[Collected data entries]

----------------------------------------

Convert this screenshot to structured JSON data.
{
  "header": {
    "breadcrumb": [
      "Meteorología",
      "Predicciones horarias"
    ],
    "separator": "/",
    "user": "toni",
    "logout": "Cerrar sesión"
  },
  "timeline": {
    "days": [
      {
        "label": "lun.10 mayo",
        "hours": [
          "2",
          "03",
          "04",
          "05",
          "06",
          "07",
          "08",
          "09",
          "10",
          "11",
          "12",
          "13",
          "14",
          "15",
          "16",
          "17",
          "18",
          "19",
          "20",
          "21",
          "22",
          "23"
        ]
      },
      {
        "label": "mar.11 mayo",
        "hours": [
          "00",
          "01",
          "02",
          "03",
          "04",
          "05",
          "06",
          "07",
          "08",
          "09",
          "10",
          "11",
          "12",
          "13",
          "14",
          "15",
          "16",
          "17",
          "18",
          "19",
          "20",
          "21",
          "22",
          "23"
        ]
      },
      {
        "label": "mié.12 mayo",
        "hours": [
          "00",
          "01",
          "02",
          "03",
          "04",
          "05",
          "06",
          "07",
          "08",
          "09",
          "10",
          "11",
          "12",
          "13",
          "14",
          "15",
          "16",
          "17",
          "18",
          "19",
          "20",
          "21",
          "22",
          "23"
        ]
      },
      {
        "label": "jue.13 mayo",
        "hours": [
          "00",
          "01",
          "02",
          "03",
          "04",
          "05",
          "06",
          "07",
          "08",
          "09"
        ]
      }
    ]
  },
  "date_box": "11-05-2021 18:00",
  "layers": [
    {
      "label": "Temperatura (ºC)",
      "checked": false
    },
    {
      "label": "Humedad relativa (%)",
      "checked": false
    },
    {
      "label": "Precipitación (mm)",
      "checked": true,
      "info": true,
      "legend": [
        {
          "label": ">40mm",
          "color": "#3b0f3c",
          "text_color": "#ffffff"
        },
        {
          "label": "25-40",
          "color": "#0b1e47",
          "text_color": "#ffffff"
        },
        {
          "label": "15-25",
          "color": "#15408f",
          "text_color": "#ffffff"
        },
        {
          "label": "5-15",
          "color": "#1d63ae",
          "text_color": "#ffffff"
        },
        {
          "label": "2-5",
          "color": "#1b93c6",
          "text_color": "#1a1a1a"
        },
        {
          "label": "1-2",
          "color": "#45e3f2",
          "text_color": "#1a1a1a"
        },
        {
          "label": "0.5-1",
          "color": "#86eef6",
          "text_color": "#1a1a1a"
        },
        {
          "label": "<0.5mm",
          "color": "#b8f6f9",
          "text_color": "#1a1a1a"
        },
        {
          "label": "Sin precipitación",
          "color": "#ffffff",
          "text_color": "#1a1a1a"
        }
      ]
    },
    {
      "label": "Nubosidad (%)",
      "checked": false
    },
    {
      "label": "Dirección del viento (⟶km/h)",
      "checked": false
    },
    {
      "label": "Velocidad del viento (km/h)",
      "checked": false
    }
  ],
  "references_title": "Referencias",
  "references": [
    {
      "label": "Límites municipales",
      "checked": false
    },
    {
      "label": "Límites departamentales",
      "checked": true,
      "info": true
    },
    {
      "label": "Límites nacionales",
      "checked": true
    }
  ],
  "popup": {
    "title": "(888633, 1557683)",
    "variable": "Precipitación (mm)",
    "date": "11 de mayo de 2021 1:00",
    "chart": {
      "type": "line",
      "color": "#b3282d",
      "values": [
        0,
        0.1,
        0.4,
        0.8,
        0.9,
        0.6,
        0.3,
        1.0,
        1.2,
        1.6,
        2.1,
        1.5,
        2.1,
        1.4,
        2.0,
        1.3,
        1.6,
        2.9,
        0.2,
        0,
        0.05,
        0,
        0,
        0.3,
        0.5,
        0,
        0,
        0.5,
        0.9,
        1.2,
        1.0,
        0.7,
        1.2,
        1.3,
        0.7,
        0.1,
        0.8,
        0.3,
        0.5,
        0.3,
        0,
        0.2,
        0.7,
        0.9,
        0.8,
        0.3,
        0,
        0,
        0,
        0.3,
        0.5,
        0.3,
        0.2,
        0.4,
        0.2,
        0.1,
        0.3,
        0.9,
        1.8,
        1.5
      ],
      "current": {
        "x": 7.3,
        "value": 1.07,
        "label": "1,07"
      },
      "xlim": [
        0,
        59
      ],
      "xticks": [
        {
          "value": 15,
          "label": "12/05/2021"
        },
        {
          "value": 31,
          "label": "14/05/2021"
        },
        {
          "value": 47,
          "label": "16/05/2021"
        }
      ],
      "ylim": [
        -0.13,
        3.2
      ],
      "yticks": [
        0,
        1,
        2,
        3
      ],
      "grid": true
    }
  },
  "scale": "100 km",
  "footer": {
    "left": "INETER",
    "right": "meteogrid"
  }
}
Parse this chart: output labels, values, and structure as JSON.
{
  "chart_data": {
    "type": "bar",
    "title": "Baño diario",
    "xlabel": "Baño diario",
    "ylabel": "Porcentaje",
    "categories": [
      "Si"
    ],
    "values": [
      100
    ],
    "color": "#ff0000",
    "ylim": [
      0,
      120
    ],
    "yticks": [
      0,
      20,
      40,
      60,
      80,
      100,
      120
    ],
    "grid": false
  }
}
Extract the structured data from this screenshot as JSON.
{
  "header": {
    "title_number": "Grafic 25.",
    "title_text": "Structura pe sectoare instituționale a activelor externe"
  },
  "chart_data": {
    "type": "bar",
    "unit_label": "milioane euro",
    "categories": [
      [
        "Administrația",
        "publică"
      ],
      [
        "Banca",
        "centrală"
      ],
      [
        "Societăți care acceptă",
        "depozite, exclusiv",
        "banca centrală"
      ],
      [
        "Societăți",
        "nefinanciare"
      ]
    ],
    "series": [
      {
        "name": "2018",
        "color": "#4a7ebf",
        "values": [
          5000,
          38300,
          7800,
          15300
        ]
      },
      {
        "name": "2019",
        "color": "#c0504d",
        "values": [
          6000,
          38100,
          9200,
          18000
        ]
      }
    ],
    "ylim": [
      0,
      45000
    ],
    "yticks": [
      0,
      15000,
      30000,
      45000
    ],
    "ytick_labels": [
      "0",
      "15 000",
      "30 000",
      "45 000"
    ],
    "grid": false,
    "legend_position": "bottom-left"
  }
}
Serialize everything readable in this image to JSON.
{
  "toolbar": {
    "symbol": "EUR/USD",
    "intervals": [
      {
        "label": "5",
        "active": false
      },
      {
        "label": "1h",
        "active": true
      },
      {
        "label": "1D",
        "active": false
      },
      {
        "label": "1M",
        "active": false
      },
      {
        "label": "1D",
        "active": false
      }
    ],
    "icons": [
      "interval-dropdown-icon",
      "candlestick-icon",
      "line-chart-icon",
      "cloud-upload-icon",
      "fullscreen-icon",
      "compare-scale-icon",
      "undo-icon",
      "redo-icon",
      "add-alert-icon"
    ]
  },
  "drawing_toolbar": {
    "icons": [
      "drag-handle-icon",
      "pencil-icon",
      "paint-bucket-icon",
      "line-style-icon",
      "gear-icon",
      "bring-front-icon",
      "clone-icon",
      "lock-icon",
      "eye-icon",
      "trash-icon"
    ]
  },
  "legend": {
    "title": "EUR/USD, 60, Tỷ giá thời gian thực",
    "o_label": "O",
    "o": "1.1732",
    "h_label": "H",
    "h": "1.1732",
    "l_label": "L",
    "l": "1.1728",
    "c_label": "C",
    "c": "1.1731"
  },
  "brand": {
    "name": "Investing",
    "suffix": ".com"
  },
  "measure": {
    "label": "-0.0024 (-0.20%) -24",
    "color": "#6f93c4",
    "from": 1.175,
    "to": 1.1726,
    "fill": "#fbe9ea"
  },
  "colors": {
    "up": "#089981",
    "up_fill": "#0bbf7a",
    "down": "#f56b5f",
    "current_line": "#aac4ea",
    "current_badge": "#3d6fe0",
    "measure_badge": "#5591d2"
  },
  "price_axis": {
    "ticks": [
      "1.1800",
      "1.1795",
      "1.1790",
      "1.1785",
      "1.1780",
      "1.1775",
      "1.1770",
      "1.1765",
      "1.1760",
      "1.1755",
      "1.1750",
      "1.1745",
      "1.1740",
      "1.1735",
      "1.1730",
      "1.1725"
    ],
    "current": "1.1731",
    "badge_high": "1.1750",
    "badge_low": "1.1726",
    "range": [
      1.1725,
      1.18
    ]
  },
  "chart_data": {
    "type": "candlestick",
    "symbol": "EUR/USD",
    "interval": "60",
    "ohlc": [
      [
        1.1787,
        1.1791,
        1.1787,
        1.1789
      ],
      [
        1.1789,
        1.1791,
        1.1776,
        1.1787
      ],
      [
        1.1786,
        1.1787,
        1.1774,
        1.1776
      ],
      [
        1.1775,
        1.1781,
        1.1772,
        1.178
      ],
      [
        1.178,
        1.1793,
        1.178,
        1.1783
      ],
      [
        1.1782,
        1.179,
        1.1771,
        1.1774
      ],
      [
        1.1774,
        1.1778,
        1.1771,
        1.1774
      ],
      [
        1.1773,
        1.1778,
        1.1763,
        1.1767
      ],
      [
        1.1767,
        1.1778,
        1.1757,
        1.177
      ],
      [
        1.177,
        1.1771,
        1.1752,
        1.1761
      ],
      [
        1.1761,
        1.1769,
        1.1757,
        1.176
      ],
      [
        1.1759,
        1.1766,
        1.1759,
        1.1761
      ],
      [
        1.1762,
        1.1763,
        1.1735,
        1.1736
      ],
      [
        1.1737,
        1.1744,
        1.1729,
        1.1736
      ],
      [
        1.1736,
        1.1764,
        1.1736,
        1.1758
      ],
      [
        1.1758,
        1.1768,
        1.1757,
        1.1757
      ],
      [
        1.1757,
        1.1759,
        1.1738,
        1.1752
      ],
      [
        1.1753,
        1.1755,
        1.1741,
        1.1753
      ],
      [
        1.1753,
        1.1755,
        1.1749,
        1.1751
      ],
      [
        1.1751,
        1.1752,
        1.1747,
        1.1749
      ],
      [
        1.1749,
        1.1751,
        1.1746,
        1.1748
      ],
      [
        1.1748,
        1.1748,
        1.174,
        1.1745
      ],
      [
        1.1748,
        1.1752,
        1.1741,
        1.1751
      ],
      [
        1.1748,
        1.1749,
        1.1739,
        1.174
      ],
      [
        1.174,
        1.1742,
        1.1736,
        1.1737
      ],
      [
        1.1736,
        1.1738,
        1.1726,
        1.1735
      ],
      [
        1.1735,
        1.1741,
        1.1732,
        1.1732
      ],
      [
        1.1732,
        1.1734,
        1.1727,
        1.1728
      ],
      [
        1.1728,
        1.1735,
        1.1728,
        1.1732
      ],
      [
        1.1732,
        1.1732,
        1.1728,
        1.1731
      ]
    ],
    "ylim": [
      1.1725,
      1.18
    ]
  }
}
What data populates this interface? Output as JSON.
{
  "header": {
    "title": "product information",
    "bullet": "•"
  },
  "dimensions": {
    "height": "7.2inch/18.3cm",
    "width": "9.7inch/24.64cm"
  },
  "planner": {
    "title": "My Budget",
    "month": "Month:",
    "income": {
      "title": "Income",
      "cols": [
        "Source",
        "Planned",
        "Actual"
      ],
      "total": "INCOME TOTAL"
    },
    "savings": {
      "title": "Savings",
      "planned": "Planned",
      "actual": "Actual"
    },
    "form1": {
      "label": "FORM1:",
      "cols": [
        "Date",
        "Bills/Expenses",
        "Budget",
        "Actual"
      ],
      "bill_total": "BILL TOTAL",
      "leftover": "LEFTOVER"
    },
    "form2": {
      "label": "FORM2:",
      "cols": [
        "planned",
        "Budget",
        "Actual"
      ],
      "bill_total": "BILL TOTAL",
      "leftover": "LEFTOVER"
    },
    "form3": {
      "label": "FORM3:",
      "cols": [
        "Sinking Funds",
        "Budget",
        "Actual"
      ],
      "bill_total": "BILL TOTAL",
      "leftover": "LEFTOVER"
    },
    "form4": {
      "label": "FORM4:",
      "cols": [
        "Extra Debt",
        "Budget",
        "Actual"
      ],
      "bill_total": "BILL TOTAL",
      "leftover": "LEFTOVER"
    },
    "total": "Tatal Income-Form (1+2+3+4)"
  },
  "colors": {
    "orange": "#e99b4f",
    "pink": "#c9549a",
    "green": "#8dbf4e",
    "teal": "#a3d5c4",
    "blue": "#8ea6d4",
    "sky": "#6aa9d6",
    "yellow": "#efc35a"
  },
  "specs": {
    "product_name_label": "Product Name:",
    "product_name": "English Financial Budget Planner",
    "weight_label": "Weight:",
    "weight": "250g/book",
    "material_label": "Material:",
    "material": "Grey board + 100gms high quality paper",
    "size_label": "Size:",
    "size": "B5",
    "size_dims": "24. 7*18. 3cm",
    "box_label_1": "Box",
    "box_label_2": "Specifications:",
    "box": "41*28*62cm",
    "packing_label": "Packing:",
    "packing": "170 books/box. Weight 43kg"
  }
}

----------------------------------------

** STATED EXERCISE **
Above are the records. Copy every line in them holding "true".

** TASK RESPONSE **
      "checked": true,
      "info": true,
      "checked": true,
      "info": true
      "checked": true
      "grid": true
        "active": true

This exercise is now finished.